▶ **Entries with figure data**:

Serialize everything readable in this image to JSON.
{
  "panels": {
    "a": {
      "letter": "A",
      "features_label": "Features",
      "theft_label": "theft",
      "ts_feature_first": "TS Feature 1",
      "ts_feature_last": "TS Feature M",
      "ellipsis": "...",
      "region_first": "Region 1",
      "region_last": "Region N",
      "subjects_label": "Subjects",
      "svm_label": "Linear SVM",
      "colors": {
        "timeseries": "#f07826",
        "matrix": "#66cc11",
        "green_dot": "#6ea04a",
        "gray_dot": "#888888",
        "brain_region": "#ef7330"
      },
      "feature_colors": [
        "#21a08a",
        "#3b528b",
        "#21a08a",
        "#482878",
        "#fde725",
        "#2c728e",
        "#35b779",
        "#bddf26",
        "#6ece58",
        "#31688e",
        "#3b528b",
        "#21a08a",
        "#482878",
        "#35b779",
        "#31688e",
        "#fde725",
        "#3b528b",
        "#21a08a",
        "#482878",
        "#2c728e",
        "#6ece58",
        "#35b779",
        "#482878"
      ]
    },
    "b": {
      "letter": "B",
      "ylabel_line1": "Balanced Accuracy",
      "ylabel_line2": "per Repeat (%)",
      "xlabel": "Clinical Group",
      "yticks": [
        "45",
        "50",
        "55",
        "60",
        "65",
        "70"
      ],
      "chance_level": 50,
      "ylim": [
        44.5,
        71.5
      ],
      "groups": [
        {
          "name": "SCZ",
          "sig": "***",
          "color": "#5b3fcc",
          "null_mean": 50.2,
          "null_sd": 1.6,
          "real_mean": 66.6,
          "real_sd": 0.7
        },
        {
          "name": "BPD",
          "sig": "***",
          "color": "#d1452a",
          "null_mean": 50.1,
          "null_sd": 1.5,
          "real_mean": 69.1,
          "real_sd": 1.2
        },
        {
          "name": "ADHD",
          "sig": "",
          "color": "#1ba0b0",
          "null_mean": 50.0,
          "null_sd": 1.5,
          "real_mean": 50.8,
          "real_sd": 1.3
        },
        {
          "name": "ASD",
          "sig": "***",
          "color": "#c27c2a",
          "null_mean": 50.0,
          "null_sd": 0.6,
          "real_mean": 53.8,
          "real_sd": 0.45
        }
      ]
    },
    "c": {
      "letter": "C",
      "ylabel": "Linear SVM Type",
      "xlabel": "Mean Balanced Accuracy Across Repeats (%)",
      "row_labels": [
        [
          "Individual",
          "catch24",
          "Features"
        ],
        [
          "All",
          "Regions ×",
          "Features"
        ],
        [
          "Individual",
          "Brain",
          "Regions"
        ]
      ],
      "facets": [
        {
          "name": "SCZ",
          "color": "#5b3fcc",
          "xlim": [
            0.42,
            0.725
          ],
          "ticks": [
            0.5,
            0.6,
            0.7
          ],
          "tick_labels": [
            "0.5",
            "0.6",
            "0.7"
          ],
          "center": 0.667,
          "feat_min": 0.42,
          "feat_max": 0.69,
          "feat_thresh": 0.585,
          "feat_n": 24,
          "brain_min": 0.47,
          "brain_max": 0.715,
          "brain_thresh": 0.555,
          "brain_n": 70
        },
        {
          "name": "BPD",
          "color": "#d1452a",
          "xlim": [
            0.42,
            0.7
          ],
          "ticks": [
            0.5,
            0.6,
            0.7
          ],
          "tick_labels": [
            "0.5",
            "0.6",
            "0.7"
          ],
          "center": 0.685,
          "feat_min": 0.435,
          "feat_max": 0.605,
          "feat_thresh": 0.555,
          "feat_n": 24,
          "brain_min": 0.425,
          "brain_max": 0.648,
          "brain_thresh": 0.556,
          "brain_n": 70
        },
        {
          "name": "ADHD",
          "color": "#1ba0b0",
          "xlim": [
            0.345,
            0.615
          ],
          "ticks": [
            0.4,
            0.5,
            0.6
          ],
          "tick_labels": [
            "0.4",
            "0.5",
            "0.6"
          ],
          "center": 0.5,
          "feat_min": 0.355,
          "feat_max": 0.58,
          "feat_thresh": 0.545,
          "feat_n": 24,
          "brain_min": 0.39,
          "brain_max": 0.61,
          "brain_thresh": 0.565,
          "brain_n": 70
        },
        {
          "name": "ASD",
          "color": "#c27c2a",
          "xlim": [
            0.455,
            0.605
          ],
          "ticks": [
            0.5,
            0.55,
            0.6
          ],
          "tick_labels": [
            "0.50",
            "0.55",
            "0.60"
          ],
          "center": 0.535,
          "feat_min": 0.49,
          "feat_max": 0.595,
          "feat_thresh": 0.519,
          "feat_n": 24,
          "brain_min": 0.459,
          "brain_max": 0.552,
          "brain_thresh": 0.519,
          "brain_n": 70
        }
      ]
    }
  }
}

▶ **WORK TO BE COMPLETED**: Please repeat the listing above in full and exactly.

▶ **WRITTEN ANSWER**:
Serialize everything readable in this image to JSON.
{
  "panels": {
    "a": {
      "letter": "A",
      "features_label": "Features",
      "theft_label": "theft",
      "ts_feature_first": "TS Feature 1",
      "ts_feature_last": "TS Feature M",
      "ellipsis": "...",
      "region_first": "Region 1",
      "region_last": "Region N",
      "subjects_label": "Subjects",
      "svm_label": "Linear SVM",
      "colors": {
        "timeseries": "#f07826",
        "matrix": "#66cc11",
        "green_dot": "#6ea04a",
        "gray_dot": "#888888",
        "brain_region": "#ef7330"
      },
      "feature_colors": [
        "#21a08a",
        "#3b528b",
        "#21a08a",
        "#482878",
        "#fde725",
        "#2c728e",
        "#35b779",
        "#bddf26",
        "#6ece58",
        "#31688e",
        "#3b528b",
        "#21a08a",
        "#482878",
        "#35b779",
        "#31688e",
        "#fde725",
        "#3b528b",
        "#21a08a",
        "#482878",
        "#2c728e",
        "#6ece58",
        "#35b779",
        "#482878"
      ]
    },
    "b": {
      "letter": "B",
      "ylabel_line1": "Balanced Accuracy",
      "ylabel_line2": "per Repeat (%)",
      "xlabel": "Clinical Group",
      "yticks": [
        "45",
        "50",
        "55",
        "60",
        "65",
        "70"
      ],
      "chance_level": 50,
      "ylim": [
        44.5,
        71.5
      ],
      "groups": [
        {
          "name": "SCZ",
          "sig": "***",
          "color": "#5b3fcc",
          "null_mean": 50.2,
          "null_sd": 1.6,
          "real_mean": 66.6,
          "real_sd": 0.7
        },
        {
          "name": "BPD",
          "sig": "***",
          "color": "#d1452a",
          "null_mean": 50.1,
          "null_sd": 1.5,
          "real_mean": 69.1,
          "real_sd": 1.2
        },
        {
          "name": "ADHD",
          "sig": "",
          "color": "#1ba0b0",
          "null_mean": 50.0,
          "null_sd": 1.5,
          "real_mean": 50.8,
          "real_sd": 1.3
        },
        {
          "name": "ASD",
          "sig": "***",
          "color": "#c27c2a",
          "null_mean": 50.0,
          "null_sd": 0.6,
          "real_mean": 53.8,
          "real_sd": 0.45
        }
      ]
    },
    "c": {
      "letter": "C",
      "ylabel": "Linear SVM Type",
      "xlabel": "Mean Balanced Accuracy Across Repeats (%)",
      "row_labels": [
        [
          "Individual",
          "catch24",
          "Features"
        ],
        [
          "All",
          "Regions ×",
          "Features"
        ],
        [
          "Individual",
          "Brain",
          "Regions"
        ]
      ],
      "facets": [
        {
          "name": "SCZ",
          "color": "#5b3fcc",
          "xlim": [
            0.42,
            0.725
          ],
          "ticks": [
            0.5,
            0.6,
            0.7
          ],
          "tick_labels": [
            "0.5",
            "0.6",
            "0.7"
          ],
          "center": 0.667,
          "feat_min": 0.42,
          "feat_max": 0.69,
          "feat_thresh": 0.585,
          "feat_n": 24,
          "brain_min": 0.47,
          "brain_max": 0.715,
          "brain_thresh": 0.555,
          "brain_n": 70
        },
        {
          "name": "BPD",
          "color": "#d1452a",
          "xlim": [
            0.42,
            0.7
          ],
          "ticks": [
            0.5,
            0.6,
            0.7
          ],
          "tick_labels": [
            "0.5",
            "0.6",
            "0.7"
          ],
          "center": 0.685,
          "feat_min": 0.435,
          "feat_max": 0.605,
          "feat_thresh": 0.555,
          "feat_n": 24,
          "brain_min": 0.425,
          "brain_max": 0.648,
          "brain_thresh": 0.556,
          "brain_n": 70
        },
        {
          "name": "ADHD",
          "color": "#1ba0b0",
          "xlim": [
            0.345,
            0.615
          ],
          "ticks": [
            0.4,
            0.5,
            0.6
          ],
          "tick_labels": [
            "0.4",
            "0.5",
            "0.6"
          ],
          "center": 0.5,
          "feat_min": 0.355,
          "feat_max": 0.58,
          "feat_thresh": 0.545,
          "feat_n": 24,
          "brain_min": 0.39,
          "brain_max": 0.61,
          "brain_thresh": 0.565,
          "brain_n": 70
        },
        {
          "name": "ASD",
          "color": "#c27c2a",
          "xlim": [
            0.455,
            0.605
          ],
          "ticks": [
            0.5,
            0.55,
            0.6
          ],
          "tick_labels": [
            "0.50",
            "0.55",
            "0.60"
          ],
          "center": 0.535,
          "feat_min": 0.49,
          "feat_max": 0.595,
          "feat_thresh": 0.519,
          "feat_n": 24,
          "brain_min": 0.459,
          "brain_max": 0.552,
          "brain_thresh": 0.519,
          "brain_n": 70
        }
      ]
    }
  }
}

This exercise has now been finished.